Exercise directions -
Each line that contains the string "Русской" counts once; report how many such lines appear in the data, as a number only.

(Collected data entries)
::::::::::

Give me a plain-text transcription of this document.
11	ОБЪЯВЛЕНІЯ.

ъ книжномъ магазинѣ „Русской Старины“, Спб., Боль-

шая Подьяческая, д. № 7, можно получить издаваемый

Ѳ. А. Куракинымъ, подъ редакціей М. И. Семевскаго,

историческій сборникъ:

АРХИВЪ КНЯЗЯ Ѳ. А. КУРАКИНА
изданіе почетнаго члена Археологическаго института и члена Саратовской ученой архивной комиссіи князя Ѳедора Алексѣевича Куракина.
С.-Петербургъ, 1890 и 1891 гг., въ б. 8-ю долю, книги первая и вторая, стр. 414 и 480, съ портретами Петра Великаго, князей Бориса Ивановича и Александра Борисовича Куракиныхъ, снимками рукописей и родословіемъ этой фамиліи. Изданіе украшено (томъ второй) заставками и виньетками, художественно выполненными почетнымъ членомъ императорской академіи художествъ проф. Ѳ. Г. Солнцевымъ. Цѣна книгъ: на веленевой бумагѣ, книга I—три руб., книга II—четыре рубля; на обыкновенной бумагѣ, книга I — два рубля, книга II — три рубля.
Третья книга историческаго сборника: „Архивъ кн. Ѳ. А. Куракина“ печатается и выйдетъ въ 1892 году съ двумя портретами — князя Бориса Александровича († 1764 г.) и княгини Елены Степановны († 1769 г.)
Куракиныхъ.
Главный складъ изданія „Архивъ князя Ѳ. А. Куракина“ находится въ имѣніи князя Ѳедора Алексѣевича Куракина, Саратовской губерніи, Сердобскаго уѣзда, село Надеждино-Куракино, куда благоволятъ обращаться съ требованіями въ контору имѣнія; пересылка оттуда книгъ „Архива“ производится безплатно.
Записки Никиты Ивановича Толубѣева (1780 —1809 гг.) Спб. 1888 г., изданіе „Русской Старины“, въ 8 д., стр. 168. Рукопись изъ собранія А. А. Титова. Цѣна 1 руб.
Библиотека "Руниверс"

::::::::::

Exercise result -
2